*YOUR TASK*
Skip the pictures and repeat each line of the data exactly.

[BEGIN RECORD SET]

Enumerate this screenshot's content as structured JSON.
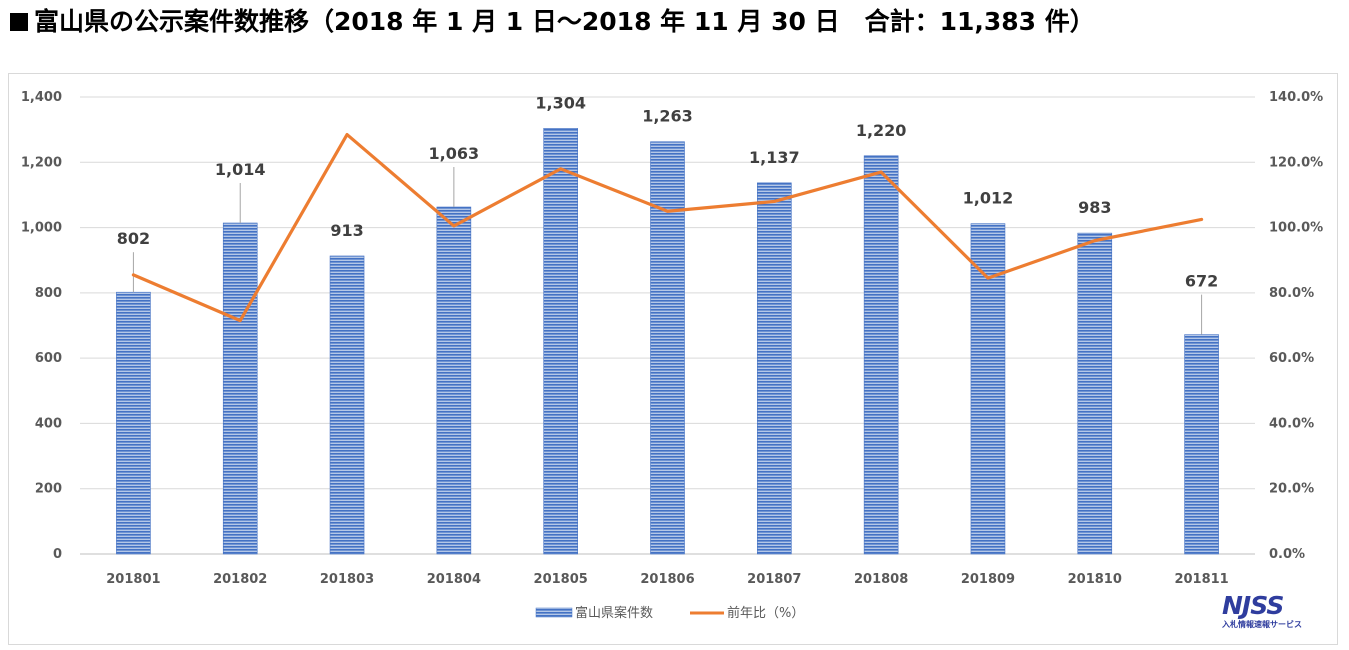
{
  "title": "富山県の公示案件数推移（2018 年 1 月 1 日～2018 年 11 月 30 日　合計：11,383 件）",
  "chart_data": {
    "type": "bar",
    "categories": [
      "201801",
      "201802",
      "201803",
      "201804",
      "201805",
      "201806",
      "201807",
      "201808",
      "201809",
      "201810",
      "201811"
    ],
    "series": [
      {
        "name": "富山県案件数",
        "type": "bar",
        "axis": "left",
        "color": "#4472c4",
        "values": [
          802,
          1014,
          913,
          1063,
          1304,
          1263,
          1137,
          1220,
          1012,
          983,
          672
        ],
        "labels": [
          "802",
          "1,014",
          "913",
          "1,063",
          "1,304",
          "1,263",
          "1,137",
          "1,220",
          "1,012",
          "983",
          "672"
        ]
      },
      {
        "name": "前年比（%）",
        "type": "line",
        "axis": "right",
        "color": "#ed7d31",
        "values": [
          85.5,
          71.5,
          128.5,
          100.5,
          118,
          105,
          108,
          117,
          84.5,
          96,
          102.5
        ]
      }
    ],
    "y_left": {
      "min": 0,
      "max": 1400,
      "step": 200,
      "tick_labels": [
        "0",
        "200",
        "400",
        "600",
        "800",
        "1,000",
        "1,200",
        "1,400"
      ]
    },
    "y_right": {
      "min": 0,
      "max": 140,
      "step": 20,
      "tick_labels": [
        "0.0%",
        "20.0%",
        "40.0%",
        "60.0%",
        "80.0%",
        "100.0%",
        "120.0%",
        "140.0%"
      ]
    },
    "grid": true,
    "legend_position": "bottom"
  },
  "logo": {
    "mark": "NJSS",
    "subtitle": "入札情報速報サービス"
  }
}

[END RECORD SET]

*RESPONSE TO THIS TASK*
Enumerate this screenshot's content as structured JSON.
{
  "title": "富山県の公示案件数推移（2018 年 1 月 1 日～2018 年 11 月 30 日　合計：11,383 件）",
  "chart_data": {
    "type": "bar",
    "categories": [
      "201801",
      "201802",
      "201803",
      "201804",
      "201805",
      "201806",
      "201807",
      "201808",
      "201809",
      "201810",
      "201811"
    ],
    "series": [
      {
        "name": "富山県案件数",
        "type": "bar",
        "axis": "left",
        "color": "#4472c4",
        "values": [
          802,
          1014,
          913,
          1063,
          1304,
          1263,
          1137,
          1220,
          1012,
          983,
          672
        ],
        "labels": [
          "802",
          "1,014",
          "913",
          "1,063",
          "1,304",
          "1,263",
          "1,137",
          "1,220",
          "1,012",
          "983",
          "672"
        ]
      },
      {
        "name": "前年比（%）",
        "type": "line",
        "axis": "right",
        "color": "#ed7d31",
        "values": [
          85.5,
          71.5,
          128.5,
          100.5,
          118,
          105,
          108,
          117,
          84.5,
          96,
          102.5
        ]
      }
    ],
    "y_left": {
      "min": 0,
      "max": 1400,
      "step": 200,
      "tick_labels": [
        "0",
        "200",
        "400",
        "600",
        "800",
        "1,000",
        "1,200",
        "1,400"
      ]
    },
    "y_right": {
      "min": 0,
      "max": 140,
      "step": 20,
      "tick_labels": [
        "0.0%",
        "20.0%",
        "40.0%",
        "60.0%",
        "80.0%",
        "100.0%",
        "120.0%",
        "140.0%"
      ]
    },
    "grid": true,
    "legend_position": "bottom"
  },
  "logo": {
    "mark": "NJSS",
    "subtitle": "入札情報速報サービス"
  }
}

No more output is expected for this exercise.